(Extracts from a graphics dataset)
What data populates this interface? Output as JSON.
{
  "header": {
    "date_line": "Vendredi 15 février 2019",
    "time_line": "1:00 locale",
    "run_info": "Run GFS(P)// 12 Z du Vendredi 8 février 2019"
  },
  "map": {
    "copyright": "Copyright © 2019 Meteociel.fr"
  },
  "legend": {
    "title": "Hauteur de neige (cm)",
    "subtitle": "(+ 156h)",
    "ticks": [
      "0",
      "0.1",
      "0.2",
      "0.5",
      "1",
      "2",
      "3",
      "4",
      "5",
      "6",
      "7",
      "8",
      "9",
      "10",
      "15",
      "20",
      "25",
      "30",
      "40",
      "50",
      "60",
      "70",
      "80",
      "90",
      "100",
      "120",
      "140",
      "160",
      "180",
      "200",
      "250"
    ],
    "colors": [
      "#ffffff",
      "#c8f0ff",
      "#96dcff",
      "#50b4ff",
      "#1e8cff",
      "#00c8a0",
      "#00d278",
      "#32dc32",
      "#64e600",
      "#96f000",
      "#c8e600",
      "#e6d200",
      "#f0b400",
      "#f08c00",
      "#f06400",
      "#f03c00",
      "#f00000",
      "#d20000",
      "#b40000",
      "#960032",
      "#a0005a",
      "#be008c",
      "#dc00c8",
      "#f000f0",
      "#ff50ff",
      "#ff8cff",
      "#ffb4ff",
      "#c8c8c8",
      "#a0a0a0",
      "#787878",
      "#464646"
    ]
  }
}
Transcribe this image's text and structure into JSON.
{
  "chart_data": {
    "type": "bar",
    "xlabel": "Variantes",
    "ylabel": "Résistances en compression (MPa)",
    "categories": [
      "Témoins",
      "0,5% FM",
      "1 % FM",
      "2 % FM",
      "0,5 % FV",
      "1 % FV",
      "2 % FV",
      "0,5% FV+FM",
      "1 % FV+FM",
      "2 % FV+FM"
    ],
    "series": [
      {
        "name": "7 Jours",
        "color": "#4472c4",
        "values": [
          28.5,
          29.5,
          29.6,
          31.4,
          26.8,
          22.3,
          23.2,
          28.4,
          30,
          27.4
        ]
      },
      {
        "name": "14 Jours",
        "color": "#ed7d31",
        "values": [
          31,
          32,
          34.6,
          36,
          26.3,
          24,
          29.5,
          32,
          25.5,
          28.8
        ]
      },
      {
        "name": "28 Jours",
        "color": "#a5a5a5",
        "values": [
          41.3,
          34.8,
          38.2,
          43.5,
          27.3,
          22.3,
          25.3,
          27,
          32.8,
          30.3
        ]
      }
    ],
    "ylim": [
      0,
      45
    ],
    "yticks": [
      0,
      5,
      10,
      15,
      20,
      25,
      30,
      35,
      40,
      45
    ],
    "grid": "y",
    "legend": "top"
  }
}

→ Short exercise:
Give the listing again, word for word.

→ Answer to this problem:
What data populates this interface? Output as JSON.
{
  "header": {
    "date_line": "Vendredi 15 février 2019",
    "time_line": "1:00 locale",
    "run_info": "Run GFS(P)// 12 Z du Vendredi 8 février 2019"
  },
  "map": {
    "copyright": "Copyright © 2019 Meteociel.fr"
  },
  "legend": {
    "title": "Hauteur de neige (cm)",
    "subtitle": "(+ 156h)",
    "ticks": [
      "0",
      "0.1",
      "0.2",
      "0.5",
      "1",
      "2",
      "3",
      "4",
      "5",
      "6",
      "7",
      "8",
      "9",
      "10",
      "15",
      "20",
      "25",
      "30",
      "40",
      "50",
      "60",
      "70",
      "80",
      "90",
      "100",
      "120",
      "140",
      "160",
      "180",
      "200",
      "250"
    ],
    "colors": [
      "#ffffff",
      "#c8f0ff",
      "#96dcff",
      "#50b4ff",
      "#1e8cff",
      "#00c8a0",
      "#00d278",
      "#32dc32",
      "#64e600",
      "#96f000",
      "#c8e600",
      "#e6d200",
      "#f0b400",
      "#f08c00",
      "#f06400",
      "#f03c00",
      "#f00000",
      "#d20000",
      "#b40000",
      "#960032",
      "#a0005a",
      "#be008c",
      "#dc00c8",
      "#f000f0",
      "#ff50ff",
      "#ff8cff",
      "#ffb4ff",
      "#c8c8c8",
      "#a0a0a0",
      "#787878",
      "#464646"
    ]
  }
}
Transcribe this image's text and structure into JSON.
{
  "chart_data": {
    "type": "bar",
    "xlabel": "Variantes",
    "ylabel": "Résistances en compression (MPa)",
    "categories": [
      "Témoins",
      "0,5% FM",
      "1 % FM",
      "2 % FM",
      "0,5 % FV",
      "1 % FV",
      "2 % FV",
      "0,5% FV+FM",
      "1 % FV+FM",
      "2 % FV+FM"
    ],
    "series": [
      {
        "name": "7 Jours",
        "color": "#4472c4",
        "values": [
          28.5,
          29.5,
          29.6,
          31.4,
          26.8,
          22.3,
          23.2,
          28.4,
          30,
          27.4
        ]
      },
      {
        "name": "14 Jours",
        "color": "#ed7d31",
        "values": [
          31,
          32,
          34.6,
          36,
          26.3,
          24,
          29.5,
          32,
          25.5,
          28.8
        ]
      },
      {
        "name": "28 Jours",
        "color": "#a5a5a5",
        "values": [
          41.3,
          34.8,
          38.2,
          43.5,
          27.3,
          22.3,
          25.3,
          27,
          32.8,
          30.3
        ]
      }
    ],
    "ylim": [
      0,
      45
    ],
    "yticks": [
      0,
      5,
      10,
      15,
      20,
      25,
      30,
      35,
      40,
      45
    ],
    "grid": "y",
    "legend": "top"
  }
}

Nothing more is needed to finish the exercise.